* _Written instruction_:
Your task is to reproduce the entries below word for word.

* _Information given_:
+--
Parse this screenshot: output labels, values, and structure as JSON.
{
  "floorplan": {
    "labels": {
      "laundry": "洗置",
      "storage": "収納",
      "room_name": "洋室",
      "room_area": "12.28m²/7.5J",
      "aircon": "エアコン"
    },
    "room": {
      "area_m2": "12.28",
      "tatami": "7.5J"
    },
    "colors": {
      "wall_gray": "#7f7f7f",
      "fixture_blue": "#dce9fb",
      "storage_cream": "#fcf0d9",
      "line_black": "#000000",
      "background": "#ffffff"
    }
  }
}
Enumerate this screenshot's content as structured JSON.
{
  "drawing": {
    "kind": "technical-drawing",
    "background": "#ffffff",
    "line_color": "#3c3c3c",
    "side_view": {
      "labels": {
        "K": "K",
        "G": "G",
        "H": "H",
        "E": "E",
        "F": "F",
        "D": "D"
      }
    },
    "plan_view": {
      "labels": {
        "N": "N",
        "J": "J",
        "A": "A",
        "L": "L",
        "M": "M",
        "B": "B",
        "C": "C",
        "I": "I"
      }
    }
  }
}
+--
* _Result for this exercise_:
Parse this screenshot: output labels, values, and structure as JSON.
{
  "floorplan": {
    "labels": {
      "laundry": "洗置",
      "storage": "収納",
      "room_name": "洋室",
      "room_area": "12.28m²/7.5J",
      "aircon": "エアコン"
    },
    "room": {
      "area_m2": "12.28",
      "tatami": "7.5J"
    },
    "colors": {
      "wall_gray": "#7f7f7f",
      "fixture_blue": "#dce9fb",
      "storage_cream": "#fcf0d9",
      "line_black": "#000000",
      "background": "#ffffff"
    }
  }
}
Enumerate this screenshot's content as structured JSON.
{
  "drawing": {
    "kind": "technical-drawing",
    "background": "#ffffff",
    "line_color": "#3c3c3c",
    "side_view": {
      "labels": {
        "K": "K",
        "G": "G",
        "H": "H",
        "E": "E",
        "F": "F",
        "D": "D"
      }
    },
    "plan_view": {
      "labels": {
        "N": "N",
        "J": "J",
        "A": "A",
        "L": "L",
        "M": "M",
        "B": "B",
        "C": "C",
        "I": "I"
      }
    }
  }
}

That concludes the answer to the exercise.